_PASSAGE:_
---*---
The start to the New Year has not been good for markets. Given the volatility due to persisting global risks, how should investors approach markets?
In 2022, the majority of things that could have negatively impacted the global economy happened. India stayed positive in many regards despite the unstable and depressed atmosphere.

This has led us to advise investors to avoid putting too much emphasis on macroeconomic indicators and to pay closer attention to the Indian market, which is currently experiencing a growth inflection.

While the world is arguing whether the global GDP will decrease by 1% or increase by 1%, India is debating if its GDP will expand by 5% or more.


Although wobbly global growth poses a risk, it also creates a window of opportunity for Indian businesses as global majors place an inordinate emphasis on cost.

In this case, we advise investors to allocate a sizeable amount to the Indian equity asset class with an investment horizon of 3 to 5 years.

In the run-up to the Budget, which are the sectors that will see most of the action? Which are those you would recommend getting into?
For us, the budget is a non-event, as we focus on the medium to the long-term investment horizon. Fortunately, budgets are becoming more predictable since many policies are being announced throughout the year, making it a perennial exercise.

Which sectors/stocks are looking attractive to you and would want to add to your portfolio in 2023?
As the investment cycle is only getting started, we think that the capital goods sector is a promising one right now. We also have a positive outlook on the banking industry as a result of significantly improved asset quality of select banks and the acceleration of non-food credit growth.

Within each such sector, we are further focused on the digital resilience of the company as those companies can offer better earnings growth than their peer group.

Retail inflows remained buoyant in 2022, do you expect the buoyancy to sustain in this year too?
---*---
Element and coordinate records
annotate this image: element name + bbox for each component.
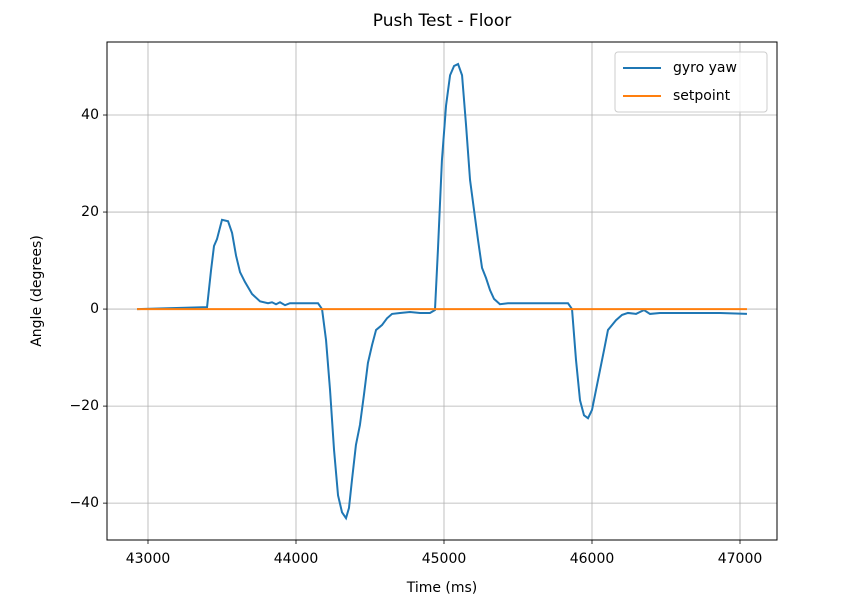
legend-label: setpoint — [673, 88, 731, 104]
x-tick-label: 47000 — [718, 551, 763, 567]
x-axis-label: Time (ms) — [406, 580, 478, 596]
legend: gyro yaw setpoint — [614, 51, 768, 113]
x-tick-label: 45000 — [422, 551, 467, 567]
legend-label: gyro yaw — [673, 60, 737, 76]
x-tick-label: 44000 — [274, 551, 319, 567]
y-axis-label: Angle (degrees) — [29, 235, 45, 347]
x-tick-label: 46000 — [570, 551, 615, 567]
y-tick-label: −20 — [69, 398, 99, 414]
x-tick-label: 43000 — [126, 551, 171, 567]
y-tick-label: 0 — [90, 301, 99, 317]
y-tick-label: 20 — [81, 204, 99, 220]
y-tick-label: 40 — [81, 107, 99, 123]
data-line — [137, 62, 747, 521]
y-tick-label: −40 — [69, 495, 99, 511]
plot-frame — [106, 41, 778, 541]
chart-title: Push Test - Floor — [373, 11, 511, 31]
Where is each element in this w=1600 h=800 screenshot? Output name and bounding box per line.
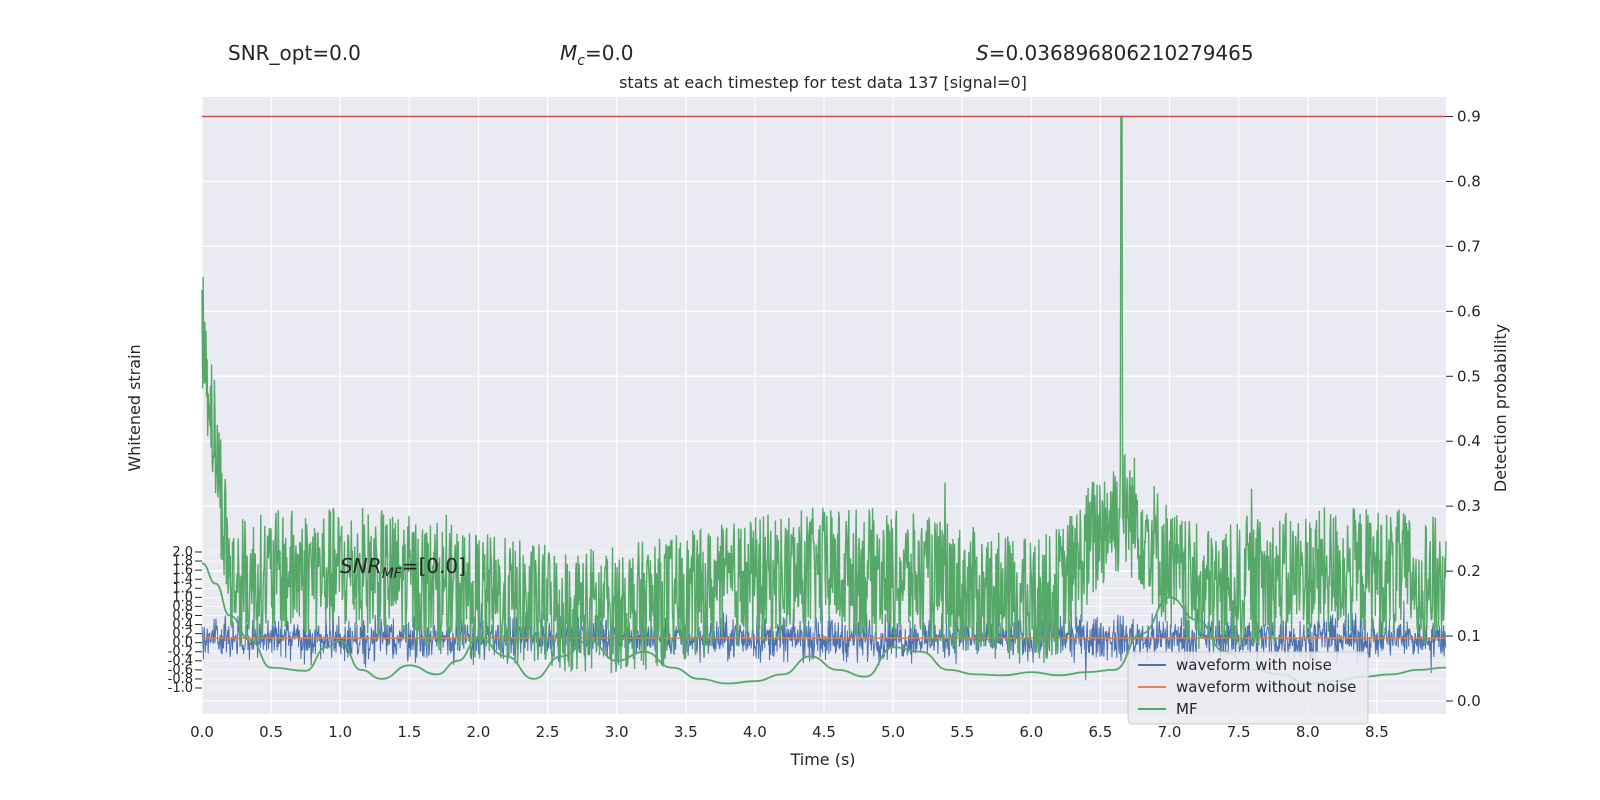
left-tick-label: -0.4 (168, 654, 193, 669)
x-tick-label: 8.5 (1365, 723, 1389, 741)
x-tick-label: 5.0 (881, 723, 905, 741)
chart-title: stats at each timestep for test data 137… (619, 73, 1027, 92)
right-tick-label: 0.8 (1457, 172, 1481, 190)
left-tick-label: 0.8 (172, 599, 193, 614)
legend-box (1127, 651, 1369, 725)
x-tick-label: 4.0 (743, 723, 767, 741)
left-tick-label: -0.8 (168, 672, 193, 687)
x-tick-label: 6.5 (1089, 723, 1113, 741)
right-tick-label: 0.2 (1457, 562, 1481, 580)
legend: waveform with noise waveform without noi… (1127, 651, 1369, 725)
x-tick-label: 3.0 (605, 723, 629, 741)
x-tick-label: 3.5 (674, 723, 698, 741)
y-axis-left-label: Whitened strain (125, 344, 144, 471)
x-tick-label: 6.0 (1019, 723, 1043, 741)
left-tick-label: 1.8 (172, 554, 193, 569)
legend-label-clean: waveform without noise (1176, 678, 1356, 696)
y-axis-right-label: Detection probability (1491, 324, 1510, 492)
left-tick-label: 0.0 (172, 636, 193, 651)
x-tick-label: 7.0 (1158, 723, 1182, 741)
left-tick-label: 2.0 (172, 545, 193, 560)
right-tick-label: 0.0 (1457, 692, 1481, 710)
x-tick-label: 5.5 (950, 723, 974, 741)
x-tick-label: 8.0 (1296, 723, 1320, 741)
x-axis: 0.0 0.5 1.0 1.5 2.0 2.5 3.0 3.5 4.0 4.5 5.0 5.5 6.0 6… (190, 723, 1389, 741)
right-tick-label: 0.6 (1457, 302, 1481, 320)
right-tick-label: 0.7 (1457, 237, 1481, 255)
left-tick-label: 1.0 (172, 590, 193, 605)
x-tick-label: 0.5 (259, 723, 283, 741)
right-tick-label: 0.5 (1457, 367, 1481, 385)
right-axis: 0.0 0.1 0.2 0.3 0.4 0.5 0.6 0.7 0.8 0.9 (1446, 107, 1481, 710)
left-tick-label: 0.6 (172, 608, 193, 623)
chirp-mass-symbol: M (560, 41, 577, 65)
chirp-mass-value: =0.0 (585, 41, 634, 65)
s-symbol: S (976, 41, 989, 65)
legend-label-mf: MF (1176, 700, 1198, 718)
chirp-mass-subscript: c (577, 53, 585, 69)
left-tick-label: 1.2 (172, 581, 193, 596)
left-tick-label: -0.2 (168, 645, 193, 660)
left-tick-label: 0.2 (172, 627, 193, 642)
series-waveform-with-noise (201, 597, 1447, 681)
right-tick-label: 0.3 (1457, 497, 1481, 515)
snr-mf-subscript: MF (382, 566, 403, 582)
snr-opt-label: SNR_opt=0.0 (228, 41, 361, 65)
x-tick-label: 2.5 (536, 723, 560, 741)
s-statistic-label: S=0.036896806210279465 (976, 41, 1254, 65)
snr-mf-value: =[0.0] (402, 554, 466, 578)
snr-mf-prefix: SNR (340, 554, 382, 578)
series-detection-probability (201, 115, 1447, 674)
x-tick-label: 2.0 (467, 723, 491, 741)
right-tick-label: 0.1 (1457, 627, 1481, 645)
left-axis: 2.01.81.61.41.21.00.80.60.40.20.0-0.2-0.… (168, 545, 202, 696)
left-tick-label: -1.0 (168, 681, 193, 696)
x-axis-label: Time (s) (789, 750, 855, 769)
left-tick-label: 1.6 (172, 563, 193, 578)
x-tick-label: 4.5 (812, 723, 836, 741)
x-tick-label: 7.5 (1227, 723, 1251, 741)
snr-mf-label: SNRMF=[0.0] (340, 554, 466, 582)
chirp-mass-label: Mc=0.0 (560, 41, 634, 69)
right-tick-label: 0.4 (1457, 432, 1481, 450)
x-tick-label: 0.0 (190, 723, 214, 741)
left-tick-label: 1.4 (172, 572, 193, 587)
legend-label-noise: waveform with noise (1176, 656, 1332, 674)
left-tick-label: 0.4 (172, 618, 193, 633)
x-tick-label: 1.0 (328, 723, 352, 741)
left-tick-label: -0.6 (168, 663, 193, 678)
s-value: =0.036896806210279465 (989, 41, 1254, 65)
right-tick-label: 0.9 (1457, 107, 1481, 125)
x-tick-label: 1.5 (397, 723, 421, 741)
---*---
_REQUEST 1:_
In the investment interview, which two sectors does the respondent view positively for 2023?
_REQUEST 2:_
Return the part of the investment interview that opens with the words containing "While the world" and closes with "to 5 years.".
_REQUEST 3:_
Decide whether each statement agrees with the investment interview, and support each verdict with the deciding words: (a) The respondent advises an investment horizon of 3 to 5 years for Indian equities. (b) The respondent considers the Budget a major event for its strategy. (c) Budgets are described as becoming less predictable.

_EXERCISE RESULT 1:_
The capital goods sector and the banking industry.

_EXERCISE RESULT 2:_
While the world is arguing whether the global GDP will decrease by 1% or increase by 1%, India is debating if its GDP will expand by 5% or more.


Although wobbly global growth poses a risk, it also creates a window of opportunity for Indian businesses as global majors place an inordinate emphasis on cost.

In this case, we advise investors to allocate a sizeable amount to the Indian equity asset class with an investment horizon of 3 to 5 years.

_EXERCISE RESULT 3:_
(a) Yes: "with an investment horizon of 3 to 5 years"
(b) No: "the budget is a non-event"
(c) No: "budgets are becoming more predictable"